▶ Stated exercise: Transcribe part of the passage on running whois lookups from the command line, beginning at the words "2) What you" and stopping after "from the registrar where the domain is actually registered.".

You should be able to get whois for almost any domain, actually there are regulations to make sure that's the case. But obviously it's not the case always. To do whois properly from command line, you have to first:
1) connect to whois using the -h switch with one of the servers on this list:
NOTE: each ending/tld has one "main registrar"
2) What you get in return, will include a field that gives you the whois server address of the registrar where the domain is actually registered.
NOTE: You can get the full registration information only from the registrar where the domain is actually registered.
If you run:
$ whois google.com
It will try to do this for you in the background (as far as I understand), but depending on the system and whois version, it's often not doing it well and might also be prone to being rate-limited.
Below a quick code example for doing whois "properly". I've tested it with a large number of sites, and it avoids the usual rate-limit issues and returns a much higher 'complete result' rate than any other method I had tried.

▶ Data extract:
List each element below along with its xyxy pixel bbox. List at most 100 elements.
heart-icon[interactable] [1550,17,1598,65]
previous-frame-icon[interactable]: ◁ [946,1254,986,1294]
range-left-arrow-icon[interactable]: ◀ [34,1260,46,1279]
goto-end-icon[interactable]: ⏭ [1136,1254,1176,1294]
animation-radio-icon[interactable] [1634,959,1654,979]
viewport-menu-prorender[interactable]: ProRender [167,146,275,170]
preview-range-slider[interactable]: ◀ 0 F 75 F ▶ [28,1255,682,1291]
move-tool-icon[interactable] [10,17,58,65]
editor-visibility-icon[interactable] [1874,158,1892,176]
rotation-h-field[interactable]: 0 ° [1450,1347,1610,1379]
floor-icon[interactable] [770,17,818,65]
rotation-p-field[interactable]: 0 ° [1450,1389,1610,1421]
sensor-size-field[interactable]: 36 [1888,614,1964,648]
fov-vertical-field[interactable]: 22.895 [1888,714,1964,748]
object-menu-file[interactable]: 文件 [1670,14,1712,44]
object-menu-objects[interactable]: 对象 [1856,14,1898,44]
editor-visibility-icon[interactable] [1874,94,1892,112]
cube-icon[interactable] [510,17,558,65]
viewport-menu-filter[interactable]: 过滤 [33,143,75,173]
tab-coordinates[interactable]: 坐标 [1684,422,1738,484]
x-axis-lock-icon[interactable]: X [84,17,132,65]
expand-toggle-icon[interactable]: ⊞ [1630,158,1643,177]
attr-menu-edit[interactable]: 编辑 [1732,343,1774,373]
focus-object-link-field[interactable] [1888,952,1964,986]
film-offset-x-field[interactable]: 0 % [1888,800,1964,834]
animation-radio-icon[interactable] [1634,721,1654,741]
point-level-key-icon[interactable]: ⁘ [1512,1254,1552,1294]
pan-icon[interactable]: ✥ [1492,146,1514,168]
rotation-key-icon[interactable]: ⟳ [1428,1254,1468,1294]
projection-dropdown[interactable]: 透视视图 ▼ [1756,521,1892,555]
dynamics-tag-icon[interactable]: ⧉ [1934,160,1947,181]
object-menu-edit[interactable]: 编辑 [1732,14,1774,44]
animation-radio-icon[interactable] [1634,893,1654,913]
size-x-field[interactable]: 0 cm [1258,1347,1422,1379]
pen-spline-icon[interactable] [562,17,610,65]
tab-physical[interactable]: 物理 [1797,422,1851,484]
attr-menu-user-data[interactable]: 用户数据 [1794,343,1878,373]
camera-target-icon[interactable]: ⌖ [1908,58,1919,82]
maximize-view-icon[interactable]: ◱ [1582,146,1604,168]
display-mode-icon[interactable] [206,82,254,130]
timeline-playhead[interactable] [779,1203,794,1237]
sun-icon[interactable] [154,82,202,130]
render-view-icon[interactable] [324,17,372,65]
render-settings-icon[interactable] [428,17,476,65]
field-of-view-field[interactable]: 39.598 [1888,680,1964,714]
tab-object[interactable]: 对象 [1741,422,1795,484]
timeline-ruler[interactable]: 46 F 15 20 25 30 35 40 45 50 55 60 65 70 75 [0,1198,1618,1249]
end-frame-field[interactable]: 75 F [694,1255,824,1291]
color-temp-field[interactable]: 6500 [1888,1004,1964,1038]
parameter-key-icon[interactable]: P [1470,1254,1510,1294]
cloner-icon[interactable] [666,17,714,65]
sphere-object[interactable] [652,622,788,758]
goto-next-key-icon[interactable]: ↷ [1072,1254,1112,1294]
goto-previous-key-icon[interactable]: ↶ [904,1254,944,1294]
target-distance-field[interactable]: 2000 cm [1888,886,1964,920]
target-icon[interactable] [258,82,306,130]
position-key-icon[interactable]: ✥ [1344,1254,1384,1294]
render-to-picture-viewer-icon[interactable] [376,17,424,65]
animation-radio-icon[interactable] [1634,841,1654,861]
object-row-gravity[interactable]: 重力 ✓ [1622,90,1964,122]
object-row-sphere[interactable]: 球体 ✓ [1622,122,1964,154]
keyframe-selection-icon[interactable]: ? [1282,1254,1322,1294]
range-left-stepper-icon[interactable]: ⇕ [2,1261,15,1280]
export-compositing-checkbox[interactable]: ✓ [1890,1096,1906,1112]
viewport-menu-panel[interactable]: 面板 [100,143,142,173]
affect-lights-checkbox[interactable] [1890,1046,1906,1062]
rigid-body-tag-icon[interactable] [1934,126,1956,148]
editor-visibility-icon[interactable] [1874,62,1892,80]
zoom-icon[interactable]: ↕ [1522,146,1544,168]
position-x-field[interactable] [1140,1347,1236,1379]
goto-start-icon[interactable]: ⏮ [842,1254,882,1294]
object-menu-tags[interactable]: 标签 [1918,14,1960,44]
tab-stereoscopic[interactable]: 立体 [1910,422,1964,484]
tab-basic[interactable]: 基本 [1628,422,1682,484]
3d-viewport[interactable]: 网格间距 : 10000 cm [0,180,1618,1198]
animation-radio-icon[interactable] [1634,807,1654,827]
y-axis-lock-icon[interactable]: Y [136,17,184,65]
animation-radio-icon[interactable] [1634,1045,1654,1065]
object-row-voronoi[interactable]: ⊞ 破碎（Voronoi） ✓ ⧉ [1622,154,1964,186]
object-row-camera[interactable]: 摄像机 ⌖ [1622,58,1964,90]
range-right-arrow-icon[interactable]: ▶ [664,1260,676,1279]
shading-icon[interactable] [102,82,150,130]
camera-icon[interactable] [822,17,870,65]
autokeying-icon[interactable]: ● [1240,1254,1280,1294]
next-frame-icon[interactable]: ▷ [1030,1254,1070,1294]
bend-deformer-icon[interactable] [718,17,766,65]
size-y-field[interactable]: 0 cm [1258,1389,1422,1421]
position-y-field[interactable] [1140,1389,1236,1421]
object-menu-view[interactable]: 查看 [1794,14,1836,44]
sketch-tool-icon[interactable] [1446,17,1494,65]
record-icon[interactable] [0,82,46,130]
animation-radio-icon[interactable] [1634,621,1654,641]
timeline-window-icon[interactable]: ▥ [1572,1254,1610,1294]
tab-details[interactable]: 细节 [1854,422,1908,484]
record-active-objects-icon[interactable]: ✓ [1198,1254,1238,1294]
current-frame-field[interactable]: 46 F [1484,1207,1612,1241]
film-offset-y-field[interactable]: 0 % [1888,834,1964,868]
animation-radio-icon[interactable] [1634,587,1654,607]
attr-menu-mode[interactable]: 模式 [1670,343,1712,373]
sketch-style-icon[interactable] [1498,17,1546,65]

▶ Correct output:
2) What you get in return, will include a field that gives you the whois server address of the registrar where the domain is actually registered.
NOTE: You can get the full registration information only from the registrar where the domain is actually registered.